Start of Records provided

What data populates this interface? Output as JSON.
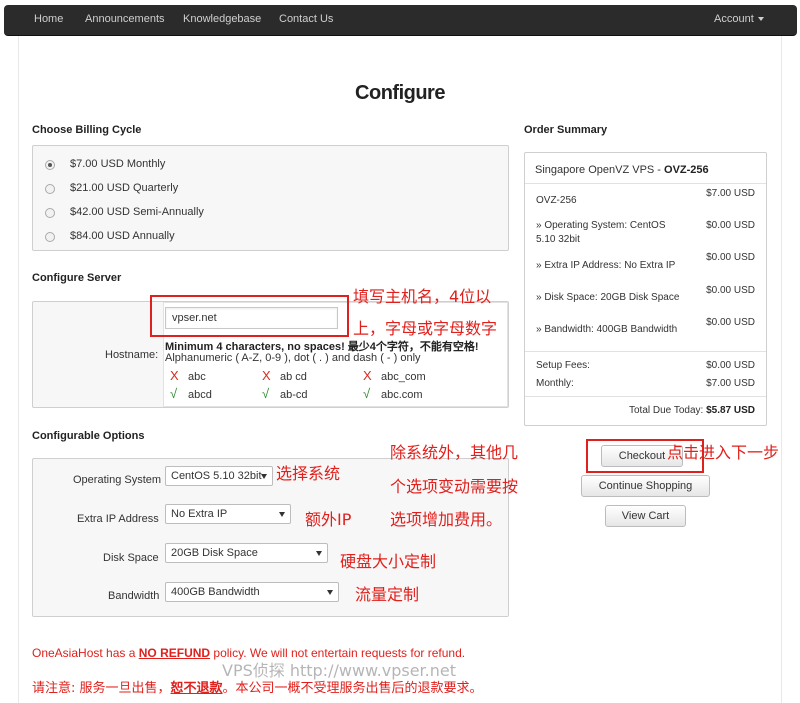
{
  "nav": {
    "items": [
      "Home",
      "Announcements",
      "Knowledgebase",
      "Contact Us"
    ],
    "account": "Account"
  },
  "page_title": "Configure",
  "billing": {
    "heading": "Choose Billing Cycle",
    "options": [
      {
        "label": "$7.00 USD Monthly",
        "checked": true
      },
      {
        "label": "$21.00 USD Quarterly",
        "checked": false
      },
      {
        "label": "$42.00 USD Semi-Annually",
        "checked": false
      },
      {
        "label": "$84.00 USD Annually",
        "checked": false
      }
    ]
  },
  "server": {
    "heading": "Configure Server",
    "hostname_label": "Hostname:",
    "hostname_value": "vpser.net",
    "hint_bold": "Minimum 4 characters, no spaces!  最少4个字符，不能有空格!",
    "hint": "Alphanumeric ( A-Z, 0-9 ), dot ( . ) and dash ( - ) only",
    "bad_examples": [
      "abc",
      "ab cd",
      "abc_com"
    ],
    "good_examples": [
      "abcd",
      "ab-cd",
      "abc.com"
    ],
    "bad_mark": "X",
    "good_mark": "√"
  },
  "options": {
    "heading": "Configurable Options",
    "items": [
      {
        "label": "Operating System",
        "value": "CentOS 5.10 32bit"
      },
      {
        "label": "Extra IP Address",
        "value": "No Extra IP"
      },
      {
        "label": "Disk Space",
        "value": "20GB Disk Space"
      },
      {
        "label": "Bandwidth",
        "value": "400GB Bandwidth"
      }
    ]
  },
  "summary": {
    "heading": "Order Summary",
    "product": "Singapore OpenVZ VPS - ",
    "product_code": "OVZ-256",
    "lines": [
      {
        "label": "OVZ-256",
        "price": "$7.00 USD"
      },
      {
        "label": "» Operating System: CentOS 5.10 32bit",
        "price": "$0.00 USD"
      },
      {
        "label": "» Extra IP Address: No Extra IP",
        "price": "$0.00 USD"
      },
      {
        "label": "» Disk Space: 20GB Disk Space",
        "price": "$0.00 USD"
      },
      {
        "label": "» Bandwidth: 400GB Bandwidth",
        "price": "$0.00 USD"
      }
    ],
    "setup_label": "Setup Fees:",
    "setup_value": "$0.00 USD",
    "monthly_label": "Monthly:",
    "monthly_value": "$7.00 USD",
    "total_label": "Total Due Today:",
    "total_value": "$5.87 USD"
  },
  "buttons": {
    "checkout": "Checkout",
    "continue": "Continue Shopping",
    "view_cart": "View Cart"
  },
  "annotations": {
    "hostname_line1": "填写主机名，4位以",
    "hostname_line2": "上，字母或字母数字",
    "os": "选择系统",
    "ip": "额外IP",
    "disk": "硬盘大小定制",
    "bandwidth": "流量定制",
    "extra_line1": "除系统外，其他几",
    "extra_line2": "个选项变动需要按",
    "extra_line3": "选项增加费用。",
    "checkout": "点击进入下一步"
  },
  "refund": {
    "pre": "OneAsiaHost has a ",
    "bold": "NO REFUND",
    "post": " policy. We will not entertain requests for refund.",
    "cn_pre": "请注意: 服务一旦出售，",
    "cn_bold": "恕不退款",
    "cn_post": "。本公司一概不受理服务出售后的退款要求。"
  },
  "watermark": "VPS侦探 http://www.vpser.net",
  "colors": {
    "navbar": "#2b2b2b",
    "annotation_red": "#e0201c"
  }
}
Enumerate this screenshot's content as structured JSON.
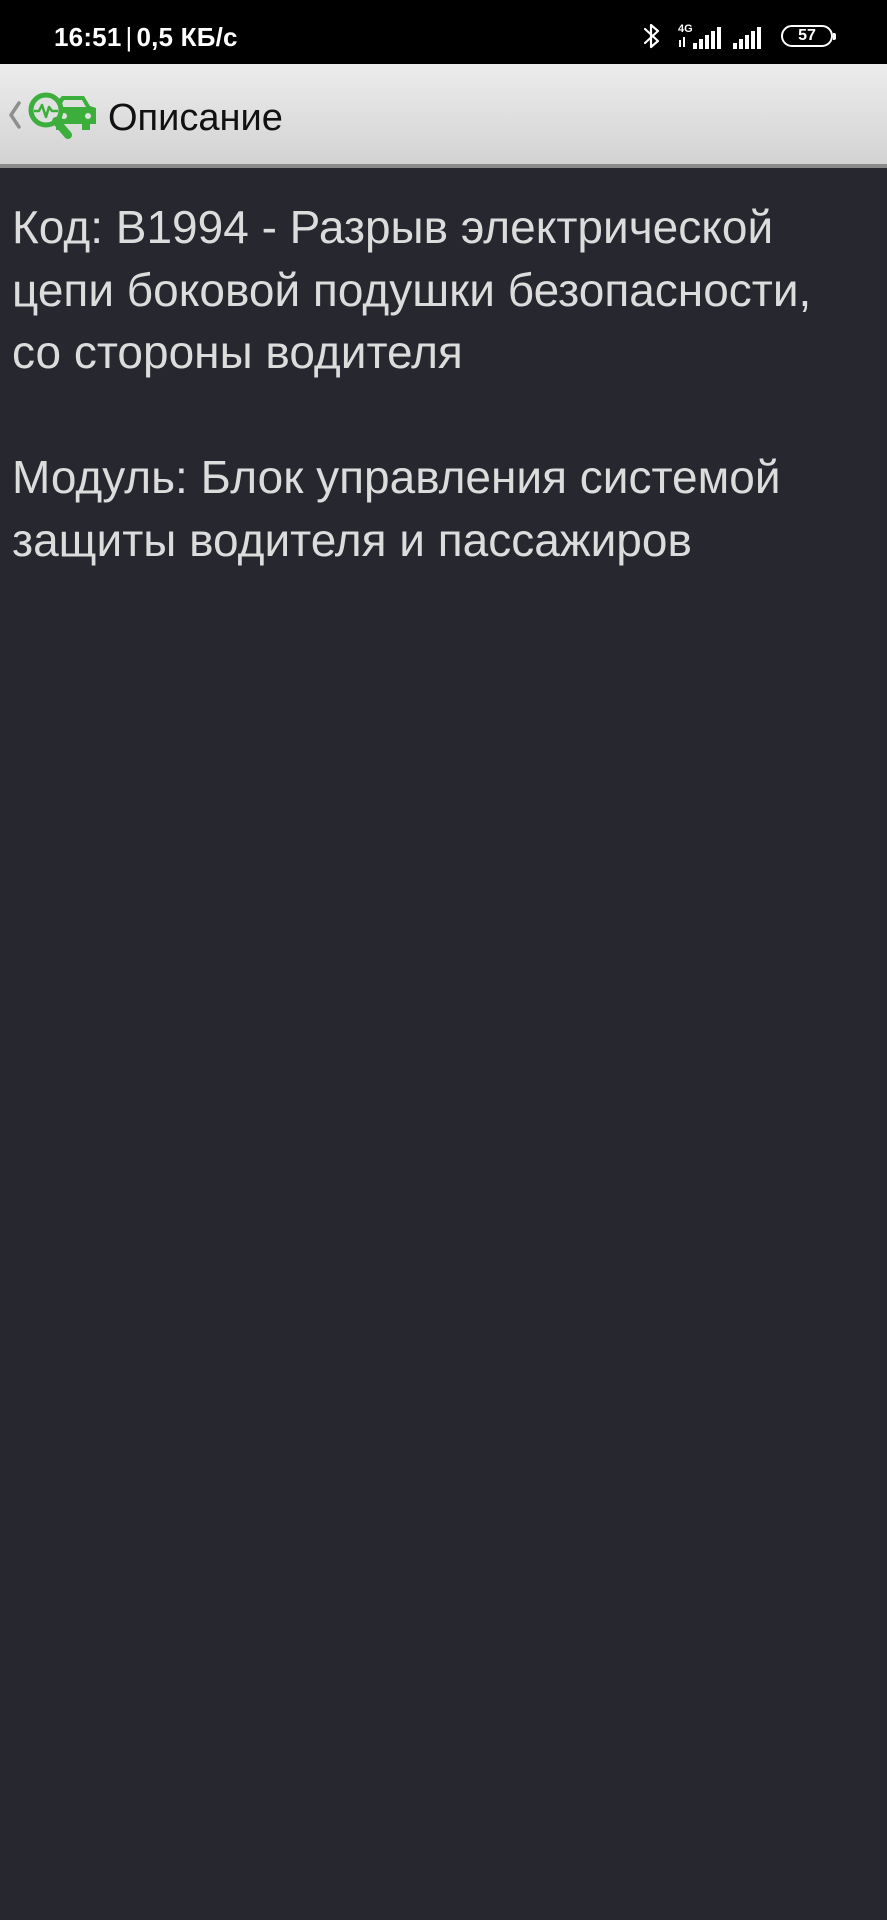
{
  "status_bar": {
    "time": "16:51",
    "separator": "|",
    "network_speed": "0,5 КБ/с",
    "network_type": "4G",
    "battery_level": "57",
    "icons": [
      "bluetooth-icon",
      "signal-4g-icon",
      "signal-icon",
      "battery-icon"
    ]
  },
  "action_bar": {
    "title": "Описание",
    "icon": "car-diagnostics-icon",
    "back_icon": "chevron-left-icon"
  },
  "description": {
    "code_text": "Код: B1994 - Разрыв электрической цепи боковой подушки безопасности, со стороны водителя",
    "module_text": "Модуль: Блок управления системой защиты водителя и пассажиров"
  },
  "colors": {
    "background": "#26272f",
    "text": "#dcdcdc",
    "accent": "#3cae3c",
    "action_bar": "#e0e0e0"
  }
}
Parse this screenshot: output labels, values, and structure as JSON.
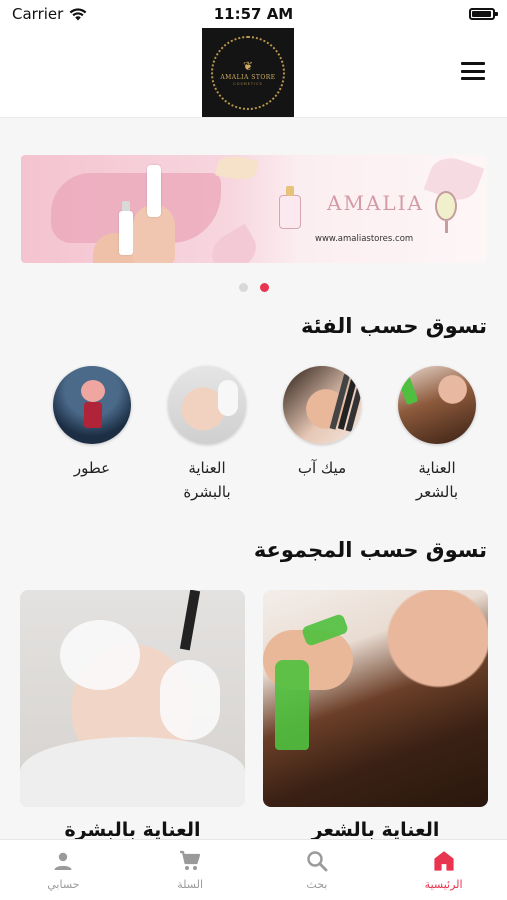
{
  "status_bar": {
    "carrier": "Carrier",
    "time": "11:57 AM"
  },
  "header": {
    "logo_text": "AMALIA STORE",
    "logo_subtext": "COSMETICS"
  },
  "banner": {
    "brand": "AMALIA",
    "url": "www.amaliastores.com",
    "slides_total": 2,
    "active_slide": 2
  },
  "sections": {
    "categories_title": "تسوق حسب الفئة",
    "collections_title": "تسوق حسب المجموعة"
  },
  "categories": [
    {
      "label": "العناية\nبالشعر",
      "icon": "hair-care-image"
    },
    {
      "label": "ميك آب",
      "icon": "makeup-image"
    },
    {
      "label": "العناية\nبالبشرة",
      "icon": "skin-care-image"
    },
    {
      "label": "عطور",
      "icon": "perfume-image"
    }
  ],
  "collections": [
    {
      "label": "العناية بالشعر"
    },
    {
      "label": "العناية بالبشرة"
    }
  ],
  "tab_bar": {
    "home": "الرئيسية",
    "search": "بحث",
    "cart": "السلة",
    "account": "حسابي",
    "active_tab": "home"
  },
  "colors": {
    "accent": "#e8344f",
    "inactive": "#9a9a9a",
    "logo_gold": "#cfae62"
  }
}
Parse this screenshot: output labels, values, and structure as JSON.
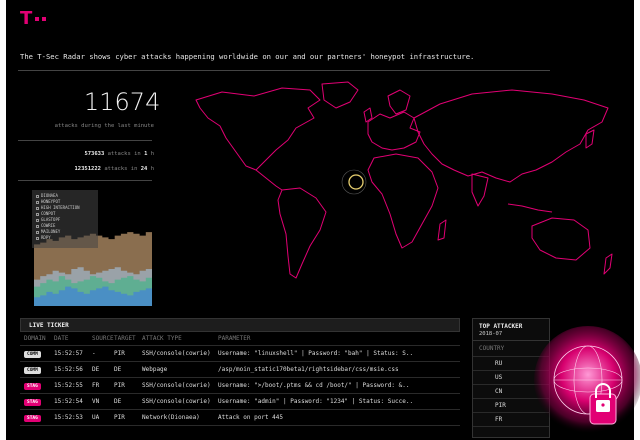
{
  "brand": {
    "color": "#e20074",
    "logo": "T · ·"
  },
  "tagline": "The T-Sec Radar shows cyber attacks happening worldwide on our and our partners' honeypot infrastructure.",
  "stats": {
    "big_number": "11674",
    "big_label": "attacks during the last minute",
    "hour_value": "573633",
    "hour_text": "attacks in",
    "hour_unit": "1",
    "hour_suffix": "h",
    "day_value": "12351222",
    "day_text": "attacks in",
    "day_unit": "24",
    "day_suffix": "h"
  },
  "legend": {
    "items": [
      "DIONAEA",
      "HONEYPOT",
      "HIGH INTERACTION",
      "CONPOT",
      "GLASTOPF",
      "COWRIE",
      "MAILONEY",
      "RDPY"
    ]
  },
  "chart_data": {
    "type": "area",
    "series_colors": [
      "#4a8fc4",
      "#5fae92",
      "#9aa2a8",
      "#8a6e4f"
    ],
    "samples": 20
  },
  "live_ticker": {
    "title": "LIVE TICKER",
    "columns": [
      "DOMAIN",
      "DATE",
      "SOURCE",
      "TARGET",
      "ATTACK TYPE",
      "PARAMETER"
    ],
    "rows": [
      {
        "domain": "COMM",
        "pink": false,
        "date": "15:52:57",
        "source": "-",
        "target": "PIR",
        "type": "SSH/console(cowrie)",
        "param": "Username: \"linuxshell\" | Password: \"bah\" | Status: S.."
      },
      {
        "domain": "COMM",
        "pink": false,
        "date": "15:52:56",
        "source": "DE",
        "target": "DE",
        "type": "Webpage",
        "param": "/asp/moin_static170beta1/rightsidebar/css/msie.css"
      },
      {
        "domain": "STAG",
        "pink": true,
        "date": "15:52:55",
        "source": "FR",
        "target": "PIR",
        "type": "SSH/console(cowrie)",
        "param": "Username: \">/boot/.ptms && cd /boot/\" | Password: &.."
      },
      {
        "domain": "STAG",
        "pink": true,
        "date": "15:52:54",
        "source": "VN",
        "target": "DE",
        "type": "SSH/console(cowrie)",
        "param": "Username: \"admin\" | Password: \"1234\" | Status: Succe.."
      },
      {
        "domain": "STAG",
        "pink": true,
        "date": "15:52:53",
        "source": "UA",
        "target": "PIR",
        "type": "Network(Dionaea)",
        "param": "Attack on port 445"
      }
    ]
  },
  "top_attacker": {
    "title": "TOP ATTACKER",
    "date": "2018-07",
    "column": "COUNTRY",
    "rows": [
      "RU",
      "US",
      "CN",
      "PIR",
      "FR"
    ]
  },
  "icons": {
    "globe": "globe-lock-icon",
    "lock": "lock-icon"
  }
}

End of Records provided

* **What to do**
In the material above, find each line that contains the word "العناية", and select it.

* **Solution to this exercise**
      "label": "العناية\nبالشعر",
      "label": "العناية\nبالبشرة",
      "label": "العناية بالشعر"
      "label": "العناية بالبشرة"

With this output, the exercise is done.